[Extracted records]
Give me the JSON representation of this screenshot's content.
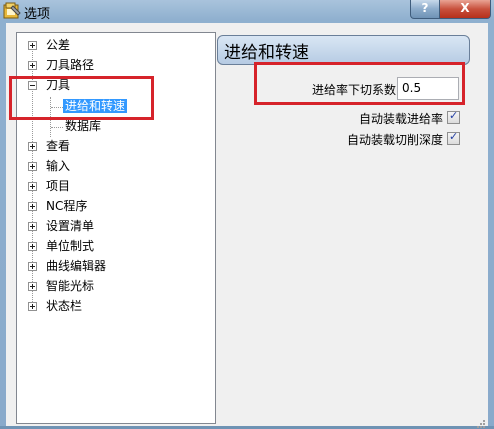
{
  "window": {
    "title": "选项",
    "help_glyph": "?",
    "close_glyph": "X"
  },
  "tree": {
    "items": [
      {
        "label": "公差",
        "expander": "+"
      },
      {
        "label": "刀具路径",
        "expander": "+"
      },
      {
        "label": "刀具",
        "expander": "-"
      },
      {
        "label": "进给和转速",
        "selected": true
      },
      {
        "label": "数据库"
      },
      {
        "label": "查看",
        "expander": "+"
      },
      {
        "label": "输入",
        "expander": "+"
      },
      {
        "label": "项目",
        "expander": "+"
      },
      {
        "label": "NC程序",
        "expander": "+"
      },
      {
        "label": "设置清单",
        "expander": "+"
      },
      {
        "label": "单位制式",
        "expander": "+"
      },
      {
        "label": "曲线编辑器",
        "expander": "+"
      },
      {
        "label": "智能光标",
        "expander": "+"
      },
      {
        "label": "状态栏",
        "expander": "+"
      }
    ]
  },
  "panel": {
    "header": "进给和转速",
    "plunge_factor_label": "进给率下切系数",
    "plunge_factor_value": "0.5",
    "auto_load_feed_label": "自动装载进给率",
    "auto_load_feed_checked": true,
    "auto_load_depth_label": "自动装载切削深度",
    "auto_load_depth_checked": true
  }
}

-- Task to carry out --
Quote every line of the records above exactly; no picture is to be copied.

-- Exercise answer --
Give me the JSON representation of this screenshot's content.
{
  "window": {
    "title": "选项",
    "help_glyph": "?",
    "close_glyph": "X"
  },
  "tree": {
    "items": [
      {
        "label": "公差",
        "expander": "+"
      },
      {
        "label": "刀具路径",
        "expander": "+"
      },
      {
        "label": "刀具",
        "expander": "-"
      },
      {
        "label": "进给和转速",
        "selected": true
      },
      {
        "label": "数据库"
      },
      {
        "label": "查看",
        "expander": "+"
      },
      {
        "label": "输入",
        "expander": "+"
      },
      {
        "label": "项目",
        "expander": "+"
      },
      {
        "label": "NC程序",
        "expander": "+"
      },
      {
        "label": "设置清单",
        "expander": "+"
      },
      {
        "label": "单位制式",
        "expander": "+"
      },
      {
        "label": "曲线编辑器",
        "expander": "+"
      },
      {
        "label": "智能光标",
        "expander": "+"
      },
      {
        "label": "状态栏",
        "expander": "+"
      }
    ]
  },
  "panel": {
    "header": "进给和转速",
    "plunge_factor_label": "进给率下切系数",
    "plunge_factor_value": "0.5",
    "auto_load_feed_label": "自动装载进给率",
    "auto_load_feed_checked": true,
    "auto_load_depth_label": "自动装载切削深度",
    "auto_load_depth_checked": true
  }
}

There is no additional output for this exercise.